(Data records)
☆ ☆ ☆ ☆ ☆

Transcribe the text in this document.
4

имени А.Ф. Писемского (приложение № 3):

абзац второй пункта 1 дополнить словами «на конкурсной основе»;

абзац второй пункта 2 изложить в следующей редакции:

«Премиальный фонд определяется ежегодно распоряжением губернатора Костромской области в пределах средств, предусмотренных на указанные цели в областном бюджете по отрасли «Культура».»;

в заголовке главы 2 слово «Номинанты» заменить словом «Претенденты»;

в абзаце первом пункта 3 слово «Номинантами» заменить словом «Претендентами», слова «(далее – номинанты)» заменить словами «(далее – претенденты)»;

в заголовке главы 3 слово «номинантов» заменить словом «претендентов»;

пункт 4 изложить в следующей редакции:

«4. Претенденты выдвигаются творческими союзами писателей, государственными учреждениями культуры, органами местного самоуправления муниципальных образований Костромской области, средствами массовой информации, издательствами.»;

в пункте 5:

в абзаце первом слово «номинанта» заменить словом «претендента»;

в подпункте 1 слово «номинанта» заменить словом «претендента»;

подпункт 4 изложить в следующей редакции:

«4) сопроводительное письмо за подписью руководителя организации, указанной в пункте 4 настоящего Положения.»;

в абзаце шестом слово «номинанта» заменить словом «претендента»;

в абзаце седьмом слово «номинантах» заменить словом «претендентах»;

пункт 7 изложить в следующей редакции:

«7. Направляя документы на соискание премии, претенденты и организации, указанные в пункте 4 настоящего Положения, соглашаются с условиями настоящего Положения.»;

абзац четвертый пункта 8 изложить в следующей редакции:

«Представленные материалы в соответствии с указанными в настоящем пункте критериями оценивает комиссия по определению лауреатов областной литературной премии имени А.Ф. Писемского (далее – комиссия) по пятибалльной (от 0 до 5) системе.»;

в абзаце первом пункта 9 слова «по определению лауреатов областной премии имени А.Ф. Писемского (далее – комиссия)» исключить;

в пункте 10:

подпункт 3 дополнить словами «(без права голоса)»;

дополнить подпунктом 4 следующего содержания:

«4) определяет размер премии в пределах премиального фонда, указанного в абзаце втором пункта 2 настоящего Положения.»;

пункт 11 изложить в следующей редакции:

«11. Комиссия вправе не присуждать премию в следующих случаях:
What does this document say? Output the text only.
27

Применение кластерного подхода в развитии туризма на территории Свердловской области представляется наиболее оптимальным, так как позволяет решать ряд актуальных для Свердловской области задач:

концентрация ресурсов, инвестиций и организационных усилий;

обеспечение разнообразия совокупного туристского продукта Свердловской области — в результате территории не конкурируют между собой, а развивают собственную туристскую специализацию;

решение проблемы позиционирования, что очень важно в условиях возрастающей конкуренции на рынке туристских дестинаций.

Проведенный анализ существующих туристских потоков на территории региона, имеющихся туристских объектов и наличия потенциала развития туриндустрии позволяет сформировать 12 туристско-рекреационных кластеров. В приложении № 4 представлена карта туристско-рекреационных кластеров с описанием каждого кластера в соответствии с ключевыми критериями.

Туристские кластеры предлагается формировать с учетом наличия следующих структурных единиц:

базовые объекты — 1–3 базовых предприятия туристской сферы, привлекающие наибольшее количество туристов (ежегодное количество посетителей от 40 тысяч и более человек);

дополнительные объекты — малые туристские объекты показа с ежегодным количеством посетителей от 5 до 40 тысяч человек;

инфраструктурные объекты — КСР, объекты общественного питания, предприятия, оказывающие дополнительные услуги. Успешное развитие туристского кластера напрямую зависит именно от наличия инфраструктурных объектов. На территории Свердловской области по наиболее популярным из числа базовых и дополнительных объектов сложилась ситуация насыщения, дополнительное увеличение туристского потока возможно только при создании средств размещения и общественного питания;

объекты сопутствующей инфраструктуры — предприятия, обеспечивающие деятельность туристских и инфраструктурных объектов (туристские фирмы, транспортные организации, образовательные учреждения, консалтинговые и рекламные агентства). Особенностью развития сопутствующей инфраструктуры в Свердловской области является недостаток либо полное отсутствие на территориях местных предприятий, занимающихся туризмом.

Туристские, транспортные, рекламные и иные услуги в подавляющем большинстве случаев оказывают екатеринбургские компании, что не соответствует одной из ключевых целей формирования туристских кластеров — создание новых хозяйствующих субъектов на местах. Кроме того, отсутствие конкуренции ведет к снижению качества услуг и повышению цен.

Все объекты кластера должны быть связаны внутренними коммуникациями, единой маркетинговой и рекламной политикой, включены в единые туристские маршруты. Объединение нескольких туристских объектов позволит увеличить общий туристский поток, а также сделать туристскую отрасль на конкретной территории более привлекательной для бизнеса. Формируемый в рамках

☆ ☆ ☆ ☆ ☆

• _The request_: Write the entries again, exactly as they stand.

• _The output_:
Transcribe the text in this document.
4

имени А.Ф. Писемского (приложение № 3):

абзац второй пункта 1 дополнить словами «на конкурсной основе»;

абзац второй пункта 2 изложить в следующей редакции:

«Премиальный фонд определяется ежегодно распоряжением губернатора Костромской области в пределах средств, предусмотренных на указанные цели в областном бюджете по отрасли «Культура».»;

в заголовке главы 2 слово «Номинанты» заменить словом «Претенденты»;

в абзаце первом пункта 3 слово «Номинантами» заменить словом «Претендентами», слова «(далее – номинанты)» заменить словами «(далее – претенденты)»;

в заголовке главы 3 слово «номинантов» заменить словом «претендентов»;

пункт 4 изложить в следующей редакции:

«4. Претенденты выдвигаются творческими союзами писателей, государственными учреждениями культуры, органами местного самоуправления муниципальных образований Костромской области, средствами массовой информации, издательствами.»;

в пункте 5:

в абзаце первом слово «номинанта» заменить словом «претендента»;

в подпункте 1 слово «номинанта» заменить словом «претендента»;

подпункт 4 изложить в следующей редакции:

«4) сопроводительное письмо за подписью руководителя организации, указанной в пункте 4 настоящего Положения.»;

в абзаце шестом слово «номинанта» заменить словом «претендента»;

в абзаце седьмом слово «номинантах» заменить словом «претендентах»;

пункт 7 изложить в следующей редакции:

«7. Направляя документы на соискание премии, претенденты и организации, указанные в пункте 4 настоящего Положения, соглашаются с условиями настоящего Положения.»;

абзац четвертый пункта 8 изложить в следующей редакции:

«Представленные материалы в соответствии с указанными в настоящем пункте критериями оценивает комиссия по определению лауреатов областной литературной премии имени А.Ф. Писемского (далее – комиссия) по пятибалльной (от 0 до 5) системе.»;

в абзаце первом пункта 9 слова «по определению лауреатов областной премии имени А.Ф. Писемского (далее – комиссия)» исключить;

в пункте 10:

подпункт 3 дополнить словами «(без права голоса)»;

дополнить подпунктом 4 следующего содержания:

«4) определяет размер премии в пределах премиального фонда, указанного в абзаце втором пункта 2 настоящего Положения.»;

пункт 11 изложить в следующей редакции:

«11. Комиссия вправе не присуждать премию в следующих случаях:
What does this document say? Output the text only.
27

Применение кластерного подхода в развитии туризма на территории Свердловской области представляется наиболее оптимальным, так как позволяет решать ряд актуальных для Свердловской области задач:

концентрация ресурсов, инвестиций и организационных усилий;

обеспечение разнообразия совокупного туристского продукта Свердловской области — в результате территории не конкурируют между собой, а развивают собственную туристскую специализацию;

решение проблемы позиционирования, что очень важно в условиях возрастающей конкуренции на рынке туристских дестинаций.

Проведенный анализ существующих туристских потоков на территории региона, имеющихся туристских объектов и наличия потенциала развития туриндустрии позволяет сформировать 12 туристско-рекреационных кластеров. В приложении № 4 представлена карта туристско-рекреационных кластеров с описанием каждого кластера в соответствии с ключевыми критериями.

Туристские кластеры предлагается формировать с учетом наличия следующих структурных единиц:

базовые объекты — 1–3 базовых предприятия туристской сферы, привлекающие наибольшее количество туристов (ежегодное количество посетителей от 40 тысяч и более человек);

дополнительные объекты — малые туристские объекты показа с ежегодным количеством посетителей от 5 до 40 тысяч человек;

инфраструктурные объекты — КСР, объекты общественного питания, предприятия, оказывающие дополнительные услуги. Успешное развитие туристского кластера напрямую зависит именно от наличия инфраструктурных объектов. На территории Свердловской области по наиболее популярным из числа базовых и дополнительных объектов сложилась ситуация насыщения, дополнительное увеличение туристского потока возможно только при создании средств размещения и общественного питания;

объекты сопутствующей инфраструктуры — предприятия, обеспечивающие деятельность туристских и инфраструктурных объектов (туристские фирмы, транспортные организации, образовательные учреждения, консалтинговые и рекламные агентства). Особенностью развития сопутствующей инфраструктуры в Свердловской области является недостаток либо полное отсутствие на территориях местных предприятий, занимающихся туризмом.

Туристские, транспортные, рекламные и иные услуги в подавляющем большинстве случаев оказывают екатеринбургские компании, что не соответствует одной из ключевых целей формирования туристских кластеров — создание новых хозяйствующих субъектов на местах. Кроме того, отсутствие конкуренции ведет к снижению качества услуг и повышению цен.

Все объекты кластера должны быть связаны внутренними коммуникациями, единой маркетинговой и рекламной политикой, включены в единые туристские маршруты. Объединение нескольких туристских объектов позволит увеличить общий туристский поток, а также сделать туристскую отрасль на конкретной территории более привлекательной для бизнеса. Формируемый в рамках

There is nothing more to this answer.